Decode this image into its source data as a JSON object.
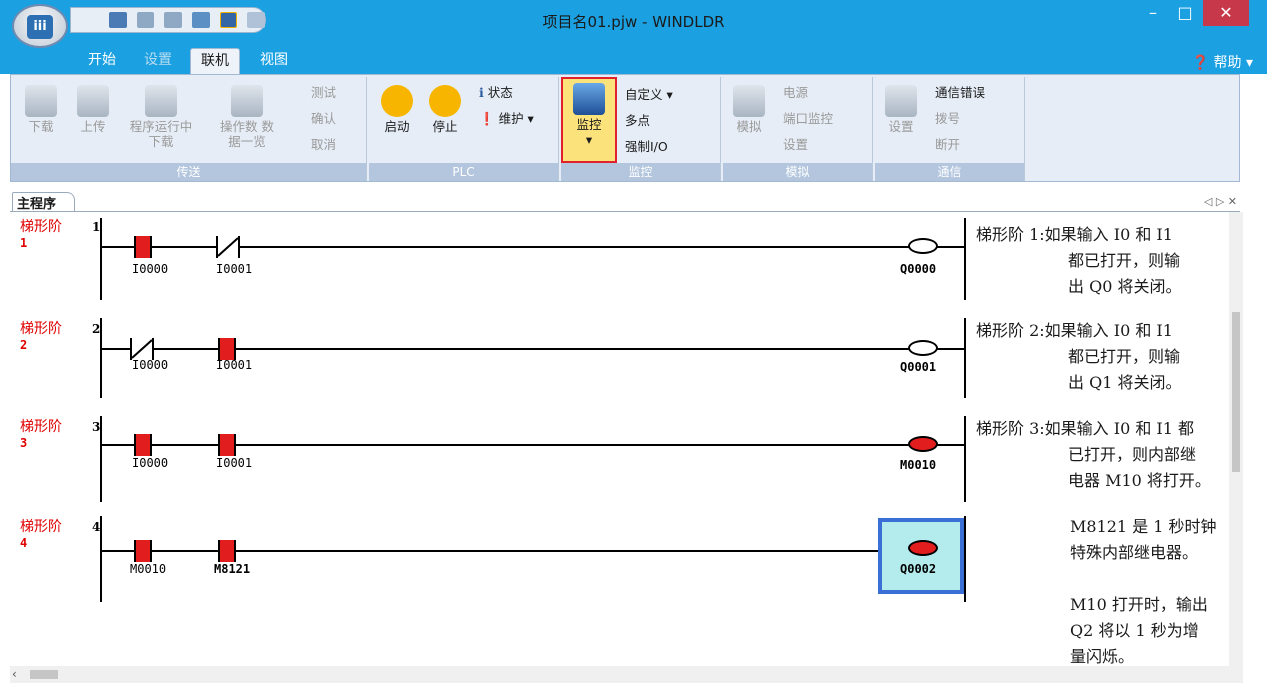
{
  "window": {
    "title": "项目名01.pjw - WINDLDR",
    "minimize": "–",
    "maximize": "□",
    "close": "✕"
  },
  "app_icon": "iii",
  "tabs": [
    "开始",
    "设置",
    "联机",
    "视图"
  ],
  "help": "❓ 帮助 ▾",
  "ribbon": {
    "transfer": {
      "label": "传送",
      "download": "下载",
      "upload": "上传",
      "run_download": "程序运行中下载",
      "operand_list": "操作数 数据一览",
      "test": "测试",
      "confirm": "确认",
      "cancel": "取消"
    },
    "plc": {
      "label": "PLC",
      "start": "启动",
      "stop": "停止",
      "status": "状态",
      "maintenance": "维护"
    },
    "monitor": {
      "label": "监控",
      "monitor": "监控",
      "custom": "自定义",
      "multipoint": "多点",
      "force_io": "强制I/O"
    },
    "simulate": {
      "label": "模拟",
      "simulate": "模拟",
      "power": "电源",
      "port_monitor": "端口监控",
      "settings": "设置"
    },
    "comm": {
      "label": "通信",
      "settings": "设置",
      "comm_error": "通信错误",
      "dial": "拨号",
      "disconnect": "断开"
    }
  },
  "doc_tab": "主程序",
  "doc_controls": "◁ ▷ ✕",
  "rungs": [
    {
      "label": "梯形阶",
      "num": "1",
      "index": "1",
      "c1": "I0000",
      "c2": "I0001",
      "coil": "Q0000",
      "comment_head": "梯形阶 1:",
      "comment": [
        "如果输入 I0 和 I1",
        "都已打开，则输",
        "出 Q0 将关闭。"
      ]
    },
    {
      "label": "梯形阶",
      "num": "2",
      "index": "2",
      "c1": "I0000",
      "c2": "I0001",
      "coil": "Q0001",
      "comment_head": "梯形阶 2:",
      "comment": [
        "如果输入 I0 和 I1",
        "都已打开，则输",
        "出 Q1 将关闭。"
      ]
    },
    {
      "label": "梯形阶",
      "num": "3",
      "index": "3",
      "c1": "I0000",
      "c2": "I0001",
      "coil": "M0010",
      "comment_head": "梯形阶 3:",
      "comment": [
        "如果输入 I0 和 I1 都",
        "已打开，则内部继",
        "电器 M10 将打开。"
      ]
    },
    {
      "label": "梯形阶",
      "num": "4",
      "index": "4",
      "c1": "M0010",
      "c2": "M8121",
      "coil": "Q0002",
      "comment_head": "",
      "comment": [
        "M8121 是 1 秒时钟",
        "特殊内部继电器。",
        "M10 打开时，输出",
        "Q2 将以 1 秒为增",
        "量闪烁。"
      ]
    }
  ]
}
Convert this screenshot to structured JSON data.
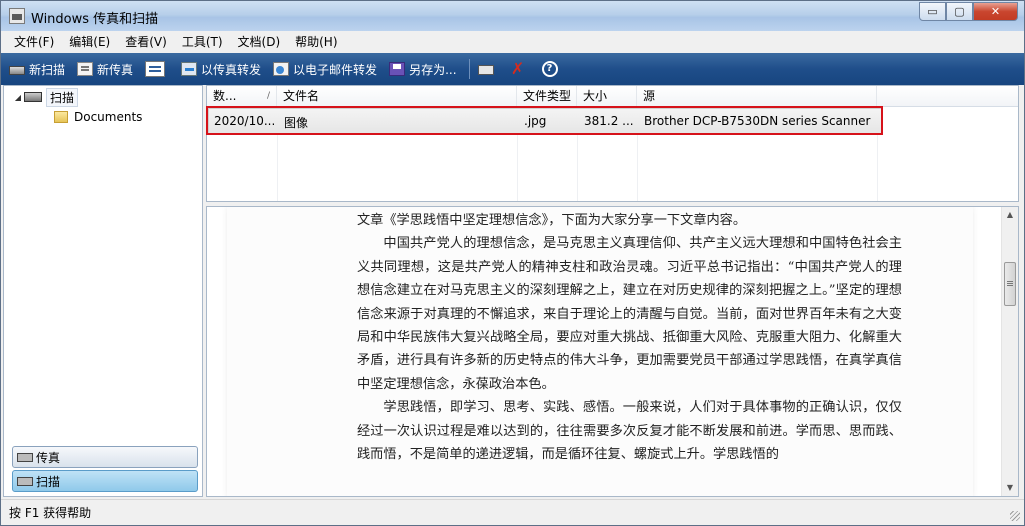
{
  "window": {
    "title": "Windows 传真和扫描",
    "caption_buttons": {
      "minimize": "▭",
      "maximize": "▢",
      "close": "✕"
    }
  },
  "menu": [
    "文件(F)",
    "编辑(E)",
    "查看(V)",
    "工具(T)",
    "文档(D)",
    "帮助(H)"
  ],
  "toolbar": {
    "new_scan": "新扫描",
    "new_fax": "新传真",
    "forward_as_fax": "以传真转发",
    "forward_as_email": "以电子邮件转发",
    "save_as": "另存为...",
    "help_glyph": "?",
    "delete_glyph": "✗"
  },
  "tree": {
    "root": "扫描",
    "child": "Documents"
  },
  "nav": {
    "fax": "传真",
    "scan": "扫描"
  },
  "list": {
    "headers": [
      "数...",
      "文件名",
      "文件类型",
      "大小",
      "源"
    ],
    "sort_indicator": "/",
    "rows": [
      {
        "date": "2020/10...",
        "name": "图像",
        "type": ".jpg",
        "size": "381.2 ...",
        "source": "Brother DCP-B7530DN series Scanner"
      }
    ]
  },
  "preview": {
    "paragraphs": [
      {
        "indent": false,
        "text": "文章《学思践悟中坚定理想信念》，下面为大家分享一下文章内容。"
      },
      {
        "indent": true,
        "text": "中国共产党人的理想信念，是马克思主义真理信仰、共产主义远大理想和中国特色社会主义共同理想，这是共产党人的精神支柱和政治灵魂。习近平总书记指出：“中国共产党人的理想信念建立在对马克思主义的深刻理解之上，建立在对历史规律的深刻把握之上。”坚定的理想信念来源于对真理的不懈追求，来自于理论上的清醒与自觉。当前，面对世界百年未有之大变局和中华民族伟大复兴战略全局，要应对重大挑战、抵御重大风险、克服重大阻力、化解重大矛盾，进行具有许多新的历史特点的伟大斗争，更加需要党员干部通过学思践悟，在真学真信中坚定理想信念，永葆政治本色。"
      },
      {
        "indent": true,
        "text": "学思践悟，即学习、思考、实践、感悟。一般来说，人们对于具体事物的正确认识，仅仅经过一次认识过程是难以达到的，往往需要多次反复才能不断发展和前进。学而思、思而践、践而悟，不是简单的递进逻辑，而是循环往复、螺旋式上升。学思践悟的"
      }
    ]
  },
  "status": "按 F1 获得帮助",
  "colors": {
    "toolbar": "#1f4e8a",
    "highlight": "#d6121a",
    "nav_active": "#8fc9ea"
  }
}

▶ **Exercise**
Quote the full listing above word for word; exclude every picture from the copy.

▶ **Solution to this exercise**
Decode this image into its source data as a JSON object.
{
  "window": {
    "title": "项目名01.pjw - WINDLDR",
    "minimize": "–",
    "maximize": "□",
    "close": "✕"
  },
  "app_icon": "iii",
  "tabs": [
    "开始",
    "设置",
    "联机",
    "视图"
  ],
  "help": "❓ 帮助 ▾",
  "ribbon": {
    "transfer": {
      "label": "传送",
      "download": "下载",
      "upload": "上传",
      "run_download": "程序运行中下载",
      "operand_list": "操作数 数据一览",
      "test": "测试",
      "confirm": "确认",
      "cancel": "取消"
    },
    "plc": {
      "label": "PLC",
      "start": "启动",
      "stop": "停止",
      "status": "状态",
      "maintenance": "维护"
    },
    "monitor": {
      "label": "监控",
      "monitor": "监控",
      "custom": "自定义",
      "multipoint": "多点",
      "force_io": "强制I/O"
    },
    "simulate": {
      "label": "模拟",
      "simulate": "模拟",
      "power": "电源",
      "port_monitor": "端口监控",
      "settings": "设置"
    },
    "comm": {
      "label": "通信",
      "settings": "设置",
      "comm_error": "通信错误",
      "dial": "拨号",
      "disconnect": "断开"
    }
  },
  "doc_tab": "主程序",
  "doc_controls": "◁ ▷ ✕",
  "rungs": [
    {
      "label": "梯形阶",
      "num": "1",
      "index": "1",
      "c1": "I0000",
      "c2": "I0001",
      "coil": "Q0000",
      "comment_head": "梯形阶 1:",
      "comment": [
        "如果输入 I0 和 I1",
        "都已打开，则输",
        "出 Q0 将关闭。"
      ]
    },
    {
      "label": "梯形阶",
      "num": "2",
      "index": "2",
      "c1": "I0000",
      "c2": "I0001",
      "coil": "Q0001",
      "comment_head": "梯形阶 2:",
      "comment": [
        "如果输入 I0 和 I1",
        "都已打开，则输",
        "出 Q1 将关闭。"
      ]
    },
    {
      "label": "梯形阶",
      "num": "3",
      "index": "3",
      "c1": "I0000",
      "c2": "I0001",
      "coil": "M0010",
      "comment_head": "梯形阶 3:",
      "comment": [
        "如果输入 I0 和 I1 都",
        "已打开，则内部继",
        "电器 M10 将打开。"
      ]
    },
    {
      "label": "梯形阶",
      "num": "4",
      "index": "4",
      "c1": "M0010",
      "c2": "M8121",
      "coil": "Q0002",
      "comment_head": "",
      "comment": [
        "M8121 是 1 秒时钟",
        "特殊内部继电器。",
        "M10 打开时，输出",
        "Q2 将以 1 秒为增",
        "量闪烁。"
      ]
    }
  ]
}
Convert this screenshot to structured JSON data.
{
  "window": {
    "title": "Windows 传真和扫描",
    "caption_buttons": {
      "minimize": "▭",
      "maximize": "▢",
      "close": "✕"
    }
  },
  "menu": [
    "文件(F)",
    "编辑(E)",
    "查看(V)",
    "工具(T)",
    "文档(D)",
    "帮助(H)"
  ],
  "toolbar": {
    "new_scan": "新扫描",
    "new_fax": "新传真",
    "forward_as_fax": "以传真转发",
    "forward_as_email": "以电子邮件转发",
    "save_as": "另存为...",
    "help_glyph": "?",
    "delete_glyph": "✗"
  },
  "tree": {
    "root": "扫描",
    "child": "Documents"
  },
  "nav": {
    "fax": "传真",
    "scan": "扫描"
  },
  "list": {
    "headers": [
      "数...",
      "文件名",
      "文件类型",
      "大小",
      "源"
    ],
    "sort_indicator": "/",
    "rows": [
      {
        "date": "2020/10...",
        "name": "图像",
        "type": ".jpg",
        "size": "381.2 ...",
        "source": "Brother DCP-B7530DN series Scanner"
      }
    ]
  },
  "preview": {
    "paragraphs": [
      {
        "indent": false,
        "text": "文章《学思践悟中坚定理想信念》，下面为大家分享一下文章内容。"
      },
      {
        "indent": true,
        "text": "中国共产党人的理想信念，是马克思主义真理信仰、共产主义远大理想和中国特色社会主义共同理想，这是共产党人的精神支柱和政治灵魂。习近平总书记指出：“中国共产党人的理想信念建立在对马克思主义的深刻理解之上，建立在对历史规律的深刻把握之上。”坚定的理想信念来源于对真理的不懈追求，来自于理论上的清醒与自觉。当前，面对世界百年未有之大变局和中华民族伟大复兴战略全局，要应对重大挑战、抵御重大风险、克服重大阻力、化解重大矛盾，进行具有许多新的历史特点的伟大斗争，更加需要党员干部通过学思践悟，在真学真信中坚定理想信念，永葆政治本色。"
      },
      {
        "indent": true,
        "text": "学思践悟，即学习、思考、实践、感悟。一般来说，人们对于具体事物的正确认识，仅仅经过一次认识过程是难以达到的，往往需要多次反复才能不断发展和前进。学而思、思而践、践而悟，不是简单的递进逻辑，而是循环往复、螺旋式上升。学思践悟的"
      }
    ]
  },
  "status": "按 F1 获得帮助",
  "colors": {
    "toolbar": "#1f4e8a",
    "highlight": "#d6121a",
    "nav_active": "#8fc9ea"
  }
}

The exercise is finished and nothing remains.